### What you will do
Please reproduce the listing below word for word, starting with its first line and going on through the line that contains "series-line-cap (983, 59, 1406, 453)".

────────

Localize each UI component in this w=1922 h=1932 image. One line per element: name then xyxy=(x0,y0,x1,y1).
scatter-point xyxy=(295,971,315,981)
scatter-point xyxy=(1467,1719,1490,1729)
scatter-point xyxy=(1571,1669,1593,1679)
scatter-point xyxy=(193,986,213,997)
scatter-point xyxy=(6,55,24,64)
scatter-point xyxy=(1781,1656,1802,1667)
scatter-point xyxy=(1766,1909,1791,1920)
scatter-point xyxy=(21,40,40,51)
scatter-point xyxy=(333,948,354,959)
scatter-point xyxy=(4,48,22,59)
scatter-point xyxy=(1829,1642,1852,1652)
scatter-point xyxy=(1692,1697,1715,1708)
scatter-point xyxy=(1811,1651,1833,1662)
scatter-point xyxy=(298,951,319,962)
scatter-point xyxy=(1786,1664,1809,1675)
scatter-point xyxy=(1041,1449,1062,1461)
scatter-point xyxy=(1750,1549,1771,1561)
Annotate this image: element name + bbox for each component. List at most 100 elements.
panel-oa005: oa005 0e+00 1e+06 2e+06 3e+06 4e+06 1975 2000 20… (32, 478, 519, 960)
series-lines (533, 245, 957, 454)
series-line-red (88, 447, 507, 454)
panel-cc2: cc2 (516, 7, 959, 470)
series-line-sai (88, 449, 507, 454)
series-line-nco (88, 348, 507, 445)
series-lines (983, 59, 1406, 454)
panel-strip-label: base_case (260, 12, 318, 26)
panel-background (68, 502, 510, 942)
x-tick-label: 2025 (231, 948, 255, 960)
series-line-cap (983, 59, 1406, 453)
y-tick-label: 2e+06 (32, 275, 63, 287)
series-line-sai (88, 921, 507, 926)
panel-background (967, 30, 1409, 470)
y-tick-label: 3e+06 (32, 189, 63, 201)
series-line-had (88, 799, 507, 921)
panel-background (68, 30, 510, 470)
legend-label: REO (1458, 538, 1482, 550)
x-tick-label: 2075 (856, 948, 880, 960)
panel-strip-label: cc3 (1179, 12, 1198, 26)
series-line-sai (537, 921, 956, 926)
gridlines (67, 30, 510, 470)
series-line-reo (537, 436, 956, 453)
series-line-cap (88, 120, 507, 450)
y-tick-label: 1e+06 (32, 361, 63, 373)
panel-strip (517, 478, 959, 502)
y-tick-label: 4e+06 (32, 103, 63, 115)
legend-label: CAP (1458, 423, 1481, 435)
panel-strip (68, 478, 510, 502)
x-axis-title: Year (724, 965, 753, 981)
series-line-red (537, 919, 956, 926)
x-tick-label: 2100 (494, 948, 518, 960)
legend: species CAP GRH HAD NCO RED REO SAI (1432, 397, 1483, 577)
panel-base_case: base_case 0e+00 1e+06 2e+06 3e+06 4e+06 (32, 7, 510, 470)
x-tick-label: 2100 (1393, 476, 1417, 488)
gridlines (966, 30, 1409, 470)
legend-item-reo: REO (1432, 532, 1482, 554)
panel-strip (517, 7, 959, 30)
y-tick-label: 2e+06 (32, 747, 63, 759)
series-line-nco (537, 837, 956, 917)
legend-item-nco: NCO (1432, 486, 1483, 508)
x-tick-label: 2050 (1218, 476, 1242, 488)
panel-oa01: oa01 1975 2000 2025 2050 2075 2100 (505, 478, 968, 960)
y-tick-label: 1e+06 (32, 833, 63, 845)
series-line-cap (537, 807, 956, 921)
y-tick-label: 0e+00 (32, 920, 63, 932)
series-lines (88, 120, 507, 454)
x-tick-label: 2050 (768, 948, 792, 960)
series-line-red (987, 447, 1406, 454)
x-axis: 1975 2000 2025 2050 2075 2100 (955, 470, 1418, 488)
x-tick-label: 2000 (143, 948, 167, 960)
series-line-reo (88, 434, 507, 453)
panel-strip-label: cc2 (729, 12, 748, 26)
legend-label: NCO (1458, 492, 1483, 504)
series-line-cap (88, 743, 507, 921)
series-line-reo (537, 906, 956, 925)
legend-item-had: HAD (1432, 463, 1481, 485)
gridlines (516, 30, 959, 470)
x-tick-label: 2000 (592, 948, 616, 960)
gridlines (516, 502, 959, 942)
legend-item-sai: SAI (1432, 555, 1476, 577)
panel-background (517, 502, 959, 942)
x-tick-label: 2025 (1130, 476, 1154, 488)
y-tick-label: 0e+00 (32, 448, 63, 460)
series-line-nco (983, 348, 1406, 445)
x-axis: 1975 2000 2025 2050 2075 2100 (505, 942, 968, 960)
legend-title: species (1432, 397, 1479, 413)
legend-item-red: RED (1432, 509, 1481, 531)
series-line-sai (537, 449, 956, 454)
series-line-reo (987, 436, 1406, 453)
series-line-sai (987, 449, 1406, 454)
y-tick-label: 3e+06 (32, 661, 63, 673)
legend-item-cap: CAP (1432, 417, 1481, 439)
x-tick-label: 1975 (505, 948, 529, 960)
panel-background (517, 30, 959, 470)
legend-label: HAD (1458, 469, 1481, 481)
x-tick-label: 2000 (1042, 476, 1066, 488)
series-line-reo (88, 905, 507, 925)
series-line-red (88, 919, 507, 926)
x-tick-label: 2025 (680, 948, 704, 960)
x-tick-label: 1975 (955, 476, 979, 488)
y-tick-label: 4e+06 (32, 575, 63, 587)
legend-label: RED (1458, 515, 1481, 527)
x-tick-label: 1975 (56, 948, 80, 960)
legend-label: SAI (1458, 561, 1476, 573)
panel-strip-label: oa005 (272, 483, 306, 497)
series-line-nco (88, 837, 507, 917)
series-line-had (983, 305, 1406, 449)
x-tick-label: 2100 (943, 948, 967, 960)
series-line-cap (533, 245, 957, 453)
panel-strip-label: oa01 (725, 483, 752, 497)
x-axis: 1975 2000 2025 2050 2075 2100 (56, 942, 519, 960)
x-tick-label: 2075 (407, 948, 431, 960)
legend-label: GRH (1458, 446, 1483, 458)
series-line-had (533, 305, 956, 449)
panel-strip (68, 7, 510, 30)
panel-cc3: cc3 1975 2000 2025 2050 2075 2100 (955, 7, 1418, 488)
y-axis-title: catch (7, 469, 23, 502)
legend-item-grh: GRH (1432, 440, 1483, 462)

────────

### Correct answer
Localize each UI component in this w=1922 h=1932 image. One line per element: name then xyxy=(x0,y0,x1,y1).
scatter-point xyxy=(295,971,315,981)
scatter-point xyxy=(1467,1719,1490,1729)
scatter-point xyxy=(1571,1669,1593,1679)
scatter-point xyxy=(193,986,213,997)
scatter-point xyxy=(6,55,24,64)
scatter-point xyxy=(1781,1656,1802,1667)
scatter-point xyxy=(1766,1909,1791,1920)
scatter-point xyxy=(21,40,40,51)
scatter-point xyxy=(333,948,354,959)
scatter-point xyxy=(4,48,22,59)
scatter-point xyxy=(1829,1642,1852,1652)
scatter-point xyxy=(1692,1697,1715,1708)
scatter-point xyxy=(1811,1651,1833,1662)
scatter-point xyxy=(298,951,319,962)
scatter-point xyxy=(1786,1664,1809,1675)
scatter-point xyxy=(1041,1449,1062,1461)
scatter-point xyxy=(1750,1549,1771,1561)
Annotate this image: element name + bbox for each component. List at most 100 elements.
panel-oa005: oa005 0e+00 1e+06 2e+06 3e+06 4e+06 1975 2000 20… (32, 478, 519, 960)
series-lines (533, 245, 957, 454)
series-line-red (88, 447, 507, 454)
panel-cc2: cc2 (516, 7, 959, 470)
series-line-sai (88, 449, 507, 454)
series-line-nco (88, 348, 507, 445)
series-lines (983, 59, 1406, 454)
panel-strip-label: base_case (260, 12, 318, 26)
panel-background (68, 502, 510, 942)
x-tick-label: 2025 (231, 948, 255, 960)
series-line-cap (983, 59, 1406, 453)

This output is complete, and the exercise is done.